**Data to use**
---

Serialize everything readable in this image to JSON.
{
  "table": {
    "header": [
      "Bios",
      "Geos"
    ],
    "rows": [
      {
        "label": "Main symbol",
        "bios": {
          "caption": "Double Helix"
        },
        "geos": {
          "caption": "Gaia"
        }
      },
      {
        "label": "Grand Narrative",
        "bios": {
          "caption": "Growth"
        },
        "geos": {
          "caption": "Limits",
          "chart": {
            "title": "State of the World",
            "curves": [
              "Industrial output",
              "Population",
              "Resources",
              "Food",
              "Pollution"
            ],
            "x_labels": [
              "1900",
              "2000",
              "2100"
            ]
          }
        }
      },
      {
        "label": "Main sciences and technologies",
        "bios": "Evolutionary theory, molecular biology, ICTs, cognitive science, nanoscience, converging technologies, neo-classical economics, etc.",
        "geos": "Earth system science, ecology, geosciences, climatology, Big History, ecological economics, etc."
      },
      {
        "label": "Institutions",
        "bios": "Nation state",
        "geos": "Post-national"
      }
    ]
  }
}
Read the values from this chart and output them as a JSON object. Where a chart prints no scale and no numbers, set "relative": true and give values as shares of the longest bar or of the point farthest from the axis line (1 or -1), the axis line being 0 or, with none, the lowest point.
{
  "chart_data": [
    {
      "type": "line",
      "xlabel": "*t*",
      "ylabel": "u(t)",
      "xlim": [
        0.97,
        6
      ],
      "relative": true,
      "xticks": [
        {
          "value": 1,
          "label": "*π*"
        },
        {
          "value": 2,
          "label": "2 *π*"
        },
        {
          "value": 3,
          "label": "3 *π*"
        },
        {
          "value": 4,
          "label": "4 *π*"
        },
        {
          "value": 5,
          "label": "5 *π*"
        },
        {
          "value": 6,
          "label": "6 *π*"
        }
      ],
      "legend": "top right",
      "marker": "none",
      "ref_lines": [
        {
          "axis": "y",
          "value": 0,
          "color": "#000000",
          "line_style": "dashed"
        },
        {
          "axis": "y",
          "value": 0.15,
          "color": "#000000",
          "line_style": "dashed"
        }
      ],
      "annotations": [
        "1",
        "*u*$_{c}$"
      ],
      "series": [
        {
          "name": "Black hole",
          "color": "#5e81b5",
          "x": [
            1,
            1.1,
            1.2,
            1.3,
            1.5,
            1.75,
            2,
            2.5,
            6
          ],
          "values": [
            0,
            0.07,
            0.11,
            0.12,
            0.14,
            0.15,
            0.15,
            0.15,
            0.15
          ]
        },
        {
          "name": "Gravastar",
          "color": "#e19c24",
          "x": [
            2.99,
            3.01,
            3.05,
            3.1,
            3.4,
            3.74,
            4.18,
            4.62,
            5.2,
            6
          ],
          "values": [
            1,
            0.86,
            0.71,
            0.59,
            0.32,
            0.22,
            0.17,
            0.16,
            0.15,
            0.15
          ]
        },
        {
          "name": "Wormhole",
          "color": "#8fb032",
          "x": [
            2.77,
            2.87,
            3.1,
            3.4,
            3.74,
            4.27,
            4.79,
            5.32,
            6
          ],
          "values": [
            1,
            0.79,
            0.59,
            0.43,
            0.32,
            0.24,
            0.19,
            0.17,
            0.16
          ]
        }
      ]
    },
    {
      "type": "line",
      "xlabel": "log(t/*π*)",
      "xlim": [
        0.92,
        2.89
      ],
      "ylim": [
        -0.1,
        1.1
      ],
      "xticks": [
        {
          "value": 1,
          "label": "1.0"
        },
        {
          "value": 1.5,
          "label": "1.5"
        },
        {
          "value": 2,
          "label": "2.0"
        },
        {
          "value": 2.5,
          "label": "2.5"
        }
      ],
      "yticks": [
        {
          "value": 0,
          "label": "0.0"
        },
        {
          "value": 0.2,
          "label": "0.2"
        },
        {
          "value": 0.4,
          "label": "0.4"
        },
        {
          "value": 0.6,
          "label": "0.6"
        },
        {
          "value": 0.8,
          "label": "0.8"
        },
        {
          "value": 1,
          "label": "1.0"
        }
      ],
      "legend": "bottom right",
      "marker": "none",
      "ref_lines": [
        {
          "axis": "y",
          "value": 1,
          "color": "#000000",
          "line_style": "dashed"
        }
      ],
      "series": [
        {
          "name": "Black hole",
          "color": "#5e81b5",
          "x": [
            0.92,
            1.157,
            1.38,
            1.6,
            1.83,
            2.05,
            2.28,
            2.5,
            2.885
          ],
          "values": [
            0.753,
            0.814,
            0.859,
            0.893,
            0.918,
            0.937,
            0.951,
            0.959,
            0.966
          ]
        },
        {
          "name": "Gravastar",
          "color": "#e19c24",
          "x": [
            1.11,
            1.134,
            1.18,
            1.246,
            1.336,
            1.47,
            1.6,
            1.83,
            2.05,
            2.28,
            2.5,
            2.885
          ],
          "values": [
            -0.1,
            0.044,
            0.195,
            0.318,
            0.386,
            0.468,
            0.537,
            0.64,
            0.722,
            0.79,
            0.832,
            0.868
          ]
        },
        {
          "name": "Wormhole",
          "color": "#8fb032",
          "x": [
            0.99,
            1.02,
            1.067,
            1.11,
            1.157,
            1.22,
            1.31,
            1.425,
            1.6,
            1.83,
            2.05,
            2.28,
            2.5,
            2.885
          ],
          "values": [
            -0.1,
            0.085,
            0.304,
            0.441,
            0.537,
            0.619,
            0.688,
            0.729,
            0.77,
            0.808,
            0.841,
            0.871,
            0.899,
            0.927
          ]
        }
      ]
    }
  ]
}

---

**Written instruction**
Reproduce the entire listing word for word.

**Solution for this problem**
Serialize everything readable in this image to JSON.
{
  "table": {
    "header": [
      "Bios",
      "Geos"
    ],
    "rows": [
      {
        "label": "Main symbol",
        "bios": {
          "caption": "Double Helix"
        },
        "geos": {
          "caption": "Gaia"
        }
      },
      {
        "label": "Grand Narrative",
        "bios": {
          "caption": "Growth"
        },
        "geos": {
          "caption": "Limits",
          "chart": {
            "title": "State of the World",
            "curves": [
              "Industrial output",
              "Population",
              "Resources",
              "Food",
              "Pollution"
            ],
            "x_labels": [
              "1900",
              "2000",
              "2100"
            ]
          }
        }
      },
      {
        "label": "Main sciences and technologies",
        "bios": "Evolutionary theory, molecular biology, ICTs, cognitive science, nanoscience, converging technologies, neo-classical economics, etc.",
        "geos": "Earth system science, ecology, geosciences, climatology, Big History, ecological economics, etc."
      },
      {
        "label": "Institutions",
        "bios": "Nation state",
        "geos": "Post-national"
      }
    ]
  }
}
Read the values from this chart and output them as a JSON object. Where a chart prints no scale and no numbers, set "relative": true and give values as shares of the longest bar or of the point farthest from the axis line (1 or -1), the axis line being 0 or, with none, the lowest point.
{
  "chart_data": [
    {
      "type": "line",
      "xlabel": "*t*",
      "ylabel": "u(t)",
      "xlim": [
        0.97,
        6
      ],
      "relative": true,
      "xticks": [
        {
          "value": 1,
          "label": "*π*"
        },
        {
          "value": 2,
          "label": "2 *π*"
        },
        {
          "value": 3,
          "label": "3 *π*"
        },
        {
          "value": 4,
          "label": "4 *π*"
        },
        {
          "value": 5,
          "label": "5 *π*"
        },
        {
          "value": 6,
          "label": "6 *π*"
        }
      ],
      "legend": "top right",
      "marker": "none",
      "ref_lines": [
        {
          "axis": "y",
          "value": 0,
          "color": "#000000",
          "line_style": "dashed"
        },
        {
          "axis": "y",
          "value": 0.15,
          "color": "#000000",
          "line_style": "dashed"
        }
      ],
      "annotations": [
        "1",
        "*u*$_{c}$"
      ],
      "series": [
        {
          "name": "Black hole",
          "color": "#5e81b5",
          "x": [
            1,
            1.1,
            1.2,
            1.3,
            1.5,
            1.75,
            2,
            2.5,
            6
          ],
          "values": [
            0,
            0.07,
            0.11,
            0.12,
            0.14,
            0.15,
            0.15,
            0.15,
            0.15
          ]
        },
        {
          "name": "Gravastar",
          "color": "#e19c24",
          "x": [
            2.99,
            3.01,
            3.05,
            3.1,
            3.4,
            3.74,
            4.18,
            4.62,
            5.2,
            6
          ],
          "values": [
            1,
            0.86,
            0.71,
            0.59,
            0.32,
            0.22,
            0.17,
            0.16,
            0.15,
            0.15
          ]
        },
        {
          "name": "Wormhole",
          "color": "#8fb032",
          "x": [
            2.77,
            2.87,
            3.1,
            3.4,
            3.74,
            4.27,
            4.79,
            5.32,
            6
          ],
          "values": [
            1,
            0.79,
            0.59,
            0.43,
            0.32,
            0.24,
            0.19,
            0.17,
            0.16
          ]
        }
      ]
    },
    {
      "type": "line",
      "xlabel": "log(t/*π*)",
      "xlim": [
        0.92,
        2.89
      ],
      "ylim": [
        -0.1,
        1.1
      ],
      "xticks": [
        {
          "value": 1,
          "label": "1.0"
        },
        {
          "value": 1.5,
          "label": "1.5"
        },
        {
          "value": 2,
          "label": "2.0"
        },
        {
          "value": 2.5,
          "label": "2.5"
        }
      ],
      "yticks": [
        {
          "value": 0,
          "label": "0.0"
        },
        {
          "value": 0.2,
          "label": "0.2"
        },
        {
          "value": 0.4,
          "label": "0.4"
        },
        {
          "value": 0.6,
          "label": "0.6"
        },
        {
          "value": 0.8,
          "label": "0.8"
        },
        {
          "value": 1,
          "label": "1.0"
        }
      ],
      "legend": "bottom right",
      "marker": "none",
      "ref_lines": [
        {
          "axis": "y",
          "value": 1,
          "color": "#000000",
          "line_style": "dashed"
        }
      ],
      "series": [
        {
          "name": "Black hole",
          "color": "#5e81b5",
          "x": [
            0.92,
            1.157,
            1.38,
            1.6,
            1.83,
            2.05,
            2.28,
            2.5,
            2.885
          ],
          "values": [
            0.753,
            0.814,
            0.859,
            0.893,
            0.918,
            0.937,
            0.951,
            0.959,
            0.966
          ]
        },
        {
          "name": "Gravastar",
          "color": "#e19c24",
          "x": [
            1.11,
            1.134,
            1.18,
            1.246,
            1.336,
            1.47,
            1.6,
            1.83,
            2.05,
            2.28,
            2.5,
            2.885
          ],
          "values": [
            -0.1,
            0.044,
            0.195,
            0.318,
            0.386,
            0.468,
            0.537,
            0.64,
            0.722,
            0.79,
            0.832,
            0.868
          ]
        },
        {
          "name": "Wormhole",
          "color": "#8fb032",
          "x": [
            0.99,
            1.02,
            1.067,
            1.11,
            1.157,
            1.22,
            1.31,
            1.425,
            1.6,
            1.83,
            2.05,
            2.28,
            2.5,
            2.885
          ],
          "values": [
            -0.1,
            0.085,
            0.304,
            0.441,
            0.537,
            0.619,
            0.688,
            0.729,
            0.77,
            0.808,
            0.841,
            0.871,
            0.899,
            0.927
          ]
        }
      ]
    }
  ]
}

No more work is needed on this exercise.